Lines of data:
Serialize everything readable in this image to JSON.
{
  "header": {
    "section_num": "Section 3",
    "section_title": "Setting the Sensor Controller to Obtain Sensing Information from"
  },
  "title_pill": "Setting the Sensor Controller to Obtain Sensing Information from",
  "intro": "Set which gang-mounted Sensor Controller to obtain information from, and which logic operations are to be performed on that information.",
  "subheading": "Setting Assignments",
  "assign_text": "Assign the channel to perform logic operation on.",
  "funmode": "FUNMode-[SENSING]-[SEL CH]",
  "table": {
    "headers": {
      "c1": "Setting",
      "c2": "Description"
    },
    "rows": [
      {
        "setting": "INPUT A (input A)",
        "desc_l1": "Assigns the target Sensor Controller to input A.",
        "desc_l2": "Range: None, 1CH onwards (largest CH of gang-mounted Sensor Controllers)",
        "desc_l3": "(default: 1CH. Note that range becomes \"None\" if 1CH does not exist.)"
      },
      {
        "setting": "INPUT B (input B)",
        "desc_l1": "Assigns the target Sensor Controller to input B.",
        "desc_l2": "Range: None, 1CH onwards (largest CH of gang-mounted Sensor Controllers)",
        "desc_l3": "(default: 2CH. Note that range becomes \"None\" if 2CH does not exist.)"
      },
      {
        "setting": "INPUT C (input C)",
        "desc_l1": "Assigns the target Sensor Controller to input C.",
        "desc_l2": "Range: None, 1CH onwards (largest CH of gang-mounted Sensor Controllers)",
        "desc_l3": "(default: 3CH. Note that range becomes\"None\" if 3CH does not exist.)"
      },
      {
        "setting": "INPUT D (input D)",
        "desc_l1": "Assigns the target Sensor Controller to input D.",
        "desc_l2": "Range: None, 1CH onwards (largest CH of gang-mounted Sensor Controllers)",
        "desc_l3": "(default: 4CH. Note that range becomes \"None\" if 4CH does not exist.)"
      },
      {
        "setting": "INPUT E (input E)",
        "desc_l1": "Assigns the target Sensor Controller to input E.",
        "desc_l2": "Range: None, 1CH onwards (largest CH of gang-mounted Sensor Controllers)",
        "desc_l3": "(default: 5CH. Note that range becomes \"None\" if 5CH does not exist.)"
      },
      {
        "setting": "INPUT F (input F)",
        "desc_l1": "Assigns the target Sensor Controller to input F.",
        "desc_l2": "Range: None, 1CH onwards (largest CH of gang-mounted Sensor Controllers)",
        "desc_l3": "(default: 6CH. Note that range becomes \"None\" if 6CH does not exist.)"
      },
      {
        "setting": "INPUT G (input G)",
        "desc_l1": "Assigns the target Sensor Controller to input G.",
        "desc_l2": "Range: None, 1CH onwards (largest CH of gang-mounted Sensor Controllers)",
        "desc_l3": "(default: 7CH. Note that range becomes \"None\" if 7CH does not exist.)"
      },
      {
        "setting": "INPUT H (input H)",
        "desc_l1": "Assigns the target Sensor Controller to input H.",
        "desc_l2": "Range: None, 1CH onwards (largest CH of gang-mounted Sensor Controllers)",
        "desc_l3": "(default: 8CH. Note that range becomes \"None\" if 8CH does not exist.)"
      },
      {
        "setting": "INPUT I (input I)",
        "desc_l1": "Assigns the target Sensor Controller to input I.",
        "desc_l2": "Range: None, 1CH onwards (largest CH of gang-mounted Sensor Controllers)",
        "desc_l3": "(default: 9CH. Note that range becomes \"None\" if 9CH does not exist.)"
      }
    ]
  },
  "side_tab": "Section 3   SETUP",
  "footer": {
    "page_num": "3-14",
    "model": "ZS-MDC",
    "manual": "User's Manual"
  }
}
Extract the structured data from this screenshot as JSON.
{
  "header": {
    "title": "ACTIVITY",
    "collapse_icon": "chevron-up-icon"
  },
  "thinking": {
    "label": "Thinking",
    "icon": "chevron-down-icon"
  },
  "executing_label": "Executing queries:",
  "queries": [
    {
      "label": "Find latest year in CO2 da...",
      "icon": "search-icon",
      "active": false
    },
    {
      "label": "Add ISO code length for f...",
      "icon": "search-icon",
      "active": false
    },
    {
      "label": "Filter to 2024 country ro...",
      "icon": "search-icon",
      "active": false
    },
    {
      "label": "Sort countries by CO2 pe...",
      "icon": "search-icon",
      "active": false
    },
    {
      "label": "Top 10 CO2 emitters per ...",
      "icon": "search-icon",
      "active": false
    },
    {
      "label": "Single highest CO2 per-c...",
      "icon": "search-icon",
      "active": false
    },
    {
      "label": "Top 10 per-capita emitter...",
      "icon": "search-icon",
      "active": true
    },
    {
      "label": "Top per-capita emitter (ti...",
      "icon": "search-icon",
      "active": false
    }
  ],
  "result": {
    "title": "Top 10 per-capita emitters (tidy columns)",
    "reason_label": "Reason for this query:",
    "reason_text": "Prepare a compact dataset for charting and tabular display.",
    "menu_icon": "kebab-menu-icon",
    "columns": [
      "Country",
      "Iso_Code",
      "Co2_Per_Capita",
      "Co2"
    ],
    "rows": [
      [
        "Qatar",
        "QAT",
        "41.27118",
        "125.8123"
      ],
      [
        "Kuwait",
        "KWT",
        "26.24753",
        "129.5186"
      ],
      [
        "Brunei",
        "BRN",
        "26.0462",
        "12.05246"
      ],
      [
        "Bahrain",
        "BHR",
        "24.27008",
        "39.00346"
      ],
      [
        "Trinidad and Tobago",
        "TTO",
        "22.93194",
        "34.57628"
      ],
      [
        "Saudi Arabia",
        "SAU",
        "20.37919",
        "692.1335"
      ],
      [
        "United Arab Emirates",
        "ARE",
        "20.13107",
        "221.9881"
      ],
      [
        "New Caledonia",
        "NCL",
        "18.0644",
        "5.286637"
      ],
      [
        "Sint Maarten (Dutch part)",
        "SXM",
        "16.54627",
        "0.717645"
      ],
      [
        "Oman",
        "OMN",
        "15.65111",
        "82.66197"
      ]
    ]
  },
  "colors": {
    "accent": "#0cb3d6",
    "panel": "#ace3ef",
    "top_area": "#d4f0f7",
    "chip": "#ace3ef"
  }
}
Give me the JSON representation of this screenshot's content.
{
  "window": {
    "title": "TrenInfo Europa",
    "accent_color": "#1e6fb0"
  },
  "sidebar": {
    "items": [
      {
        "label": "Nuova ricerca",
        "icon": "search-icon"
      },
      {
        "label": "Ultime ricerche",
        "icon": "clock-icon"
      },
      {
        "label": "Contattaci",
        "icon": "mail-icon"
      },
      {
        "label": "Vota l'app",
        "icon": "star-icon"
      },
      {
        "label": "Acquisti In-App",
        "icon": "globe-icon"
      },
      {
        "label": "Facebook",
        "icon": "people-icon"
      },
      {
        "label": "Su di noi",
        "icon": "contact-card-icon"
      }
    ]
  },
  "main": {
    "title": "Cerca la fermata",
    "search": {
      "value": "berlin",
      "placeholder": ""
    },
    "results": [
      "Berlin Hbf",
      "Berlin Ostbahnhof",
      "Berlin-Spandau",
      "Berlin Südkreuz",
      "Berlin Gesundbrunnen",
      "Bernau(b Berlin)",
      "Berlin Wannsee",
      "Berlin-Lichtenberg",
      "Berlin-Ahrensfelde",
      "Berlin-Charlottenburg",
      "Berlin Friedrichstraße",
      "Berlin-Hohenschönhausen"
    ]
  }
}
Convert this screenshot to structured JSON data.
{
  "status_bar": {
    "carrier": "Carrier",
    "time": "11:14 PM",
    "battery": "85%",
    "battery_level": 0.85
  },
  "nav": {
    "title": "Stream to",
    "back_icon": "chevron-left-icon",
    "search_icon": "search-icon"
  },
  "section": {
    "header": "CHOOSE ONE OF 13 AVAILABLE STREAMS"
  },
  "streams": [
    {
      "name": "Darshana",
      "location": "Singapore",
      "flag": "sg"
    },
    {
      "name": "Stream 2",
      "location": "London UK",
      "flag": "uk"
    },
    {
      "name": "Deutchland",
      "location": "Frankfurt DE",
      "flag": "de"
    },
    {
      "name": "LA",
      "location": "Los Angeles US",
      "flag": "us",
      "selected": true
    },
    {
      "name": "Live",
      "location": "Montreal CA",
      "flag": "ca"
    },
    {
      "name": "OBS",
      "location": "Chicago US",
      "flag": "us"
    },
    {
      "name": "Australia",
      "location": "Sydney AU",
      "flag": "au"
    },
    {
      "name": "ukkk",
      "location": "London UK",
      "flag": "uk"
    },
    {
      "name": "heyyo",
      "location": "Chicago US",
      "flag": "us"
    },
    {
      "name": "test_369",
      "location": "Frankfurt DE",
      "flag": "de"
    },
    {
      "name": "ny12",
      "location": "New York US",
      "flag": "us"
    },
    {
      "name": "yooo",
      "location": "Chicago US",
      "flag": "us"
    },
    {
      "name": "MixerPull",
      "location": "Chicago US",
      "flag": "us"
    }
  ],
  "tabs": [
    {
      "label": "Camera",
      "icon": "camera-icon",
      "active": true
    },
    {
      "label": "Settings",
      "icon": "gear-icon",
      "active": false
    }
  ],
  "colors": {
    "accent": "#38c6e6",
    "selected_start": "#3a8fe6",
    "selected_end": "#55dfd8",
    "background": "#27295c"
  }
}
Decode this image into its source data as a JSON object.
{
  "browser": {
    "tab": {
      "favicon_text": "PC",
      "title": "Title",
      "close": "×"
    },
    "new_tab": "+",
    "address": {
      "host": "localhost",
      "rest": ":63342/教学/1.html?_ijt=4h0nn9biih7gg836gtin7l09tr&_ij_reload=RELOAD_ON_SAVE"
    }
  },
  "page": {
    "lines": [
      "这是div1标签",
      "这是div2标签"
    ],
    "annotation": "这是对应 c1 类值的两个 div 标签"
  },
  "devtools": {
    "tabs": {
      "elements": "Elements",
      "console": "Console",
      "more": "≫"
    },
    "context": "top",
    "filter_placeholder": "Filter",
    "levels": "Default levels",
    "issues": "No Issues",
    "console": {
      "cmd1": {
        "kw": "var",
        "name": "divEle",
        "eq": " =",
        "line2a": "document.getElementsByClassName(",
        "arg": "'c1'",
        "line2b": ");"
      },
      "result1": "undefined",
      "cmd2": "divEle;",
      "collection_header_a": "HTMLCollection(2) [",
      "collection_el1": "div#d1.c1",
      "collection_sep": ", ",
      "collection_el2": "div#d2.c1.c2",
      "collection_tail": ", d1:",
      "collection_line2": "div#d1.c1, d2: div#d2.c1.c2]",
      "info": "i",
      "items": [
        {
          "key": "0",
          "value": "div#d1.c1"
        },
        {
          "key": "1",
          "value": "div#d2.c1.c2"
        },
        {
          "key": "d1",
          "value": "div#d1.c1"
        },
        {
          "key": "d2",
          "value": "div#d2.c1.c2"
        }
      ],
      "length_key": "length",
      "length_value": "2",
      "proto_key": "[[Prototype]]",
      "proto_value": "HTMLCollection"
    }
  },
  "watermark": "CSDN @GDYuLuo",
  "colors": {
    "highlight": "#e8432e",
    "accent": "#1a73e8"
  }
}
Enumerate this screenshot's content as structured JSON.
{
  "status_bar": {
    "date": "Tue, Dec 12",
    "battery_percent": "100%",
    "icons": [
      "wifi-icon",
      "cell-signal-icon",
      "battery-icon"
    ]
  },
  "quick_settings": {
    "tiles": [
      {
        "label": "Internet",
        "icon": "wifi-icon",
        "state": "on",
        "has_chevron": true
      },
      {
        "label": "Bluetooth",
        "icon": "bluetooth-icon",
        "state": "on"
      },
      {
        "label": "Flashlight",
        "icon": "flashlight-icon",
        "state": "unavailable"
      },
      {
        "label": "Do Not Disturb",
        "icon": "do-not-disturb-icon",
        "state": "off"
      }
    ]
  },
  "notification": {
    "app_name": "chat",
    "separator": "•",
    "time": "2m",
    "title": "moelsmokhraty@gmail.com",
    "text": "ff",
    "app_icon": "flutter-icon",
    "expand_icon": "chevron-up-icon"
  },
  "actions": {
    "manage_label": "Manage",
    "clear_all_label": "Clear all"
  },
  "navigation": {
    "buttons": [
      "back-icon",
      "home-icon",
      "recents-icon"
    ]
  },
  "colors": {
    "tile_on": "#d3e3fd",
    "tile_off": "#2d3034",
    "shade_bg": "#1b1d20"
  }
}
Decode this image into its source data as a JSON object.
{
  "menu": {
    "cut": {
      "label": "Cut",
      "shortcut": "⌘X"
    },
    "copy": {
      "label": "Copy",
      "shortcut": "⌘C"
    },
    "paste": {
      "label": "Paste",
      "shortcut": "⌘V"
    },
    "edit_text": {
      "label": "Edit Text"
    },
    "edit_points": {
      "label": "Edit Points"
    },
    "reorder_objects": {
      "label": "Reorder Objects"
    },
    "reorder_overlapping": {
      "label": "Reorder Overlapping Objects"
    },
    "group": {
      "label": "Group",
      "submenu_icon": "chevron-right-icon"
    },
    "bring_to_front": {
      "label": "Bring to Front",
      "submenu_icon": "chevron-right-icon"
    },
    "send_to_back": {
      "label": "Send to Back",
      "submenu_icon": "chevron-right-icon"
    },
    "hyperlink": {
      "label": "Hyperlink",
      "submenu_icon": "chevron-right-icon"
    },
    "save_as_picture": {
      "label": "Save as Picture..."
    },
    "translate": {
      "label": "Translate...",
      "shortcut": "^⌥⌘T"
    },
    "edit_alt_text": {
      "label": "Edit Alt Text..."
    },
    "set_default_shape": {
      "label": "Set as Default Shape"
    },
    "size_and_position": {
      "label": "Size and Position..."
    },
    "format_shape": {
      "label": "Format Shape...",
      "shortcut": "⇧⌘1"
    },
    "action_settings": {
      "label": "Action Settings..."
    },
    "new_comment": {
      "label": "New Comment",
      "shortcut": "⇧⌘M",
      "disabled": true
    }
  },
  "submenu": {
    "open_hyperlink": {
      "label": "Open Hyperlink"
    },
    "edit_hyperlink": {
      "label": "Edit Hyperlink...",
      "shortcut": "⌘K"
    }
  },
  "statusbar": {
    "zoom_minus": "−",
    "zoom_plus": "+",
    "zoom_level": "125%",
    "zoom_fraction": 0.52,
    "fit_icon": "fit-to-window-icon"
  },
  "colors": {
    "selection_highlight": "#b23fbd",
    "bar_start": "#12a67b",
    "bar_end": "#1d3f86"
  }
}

WRITTEN TASK:
Select and copy every line of the material that holds the string "this".

THE ANSWER:
Serialize everything readable in this image to JSON.
Extract the structured data from this screenshot as JSON.
    "reason_label": "Reason for this query:",
Give me the JSON representation of this screenshot's content.
Convert this screenshot to structured JSON data.
Decode this image into its source data as a JSON object.
Enumerate this screenshot's content as structured JSON.
Decode this image into its source data as a JSON object.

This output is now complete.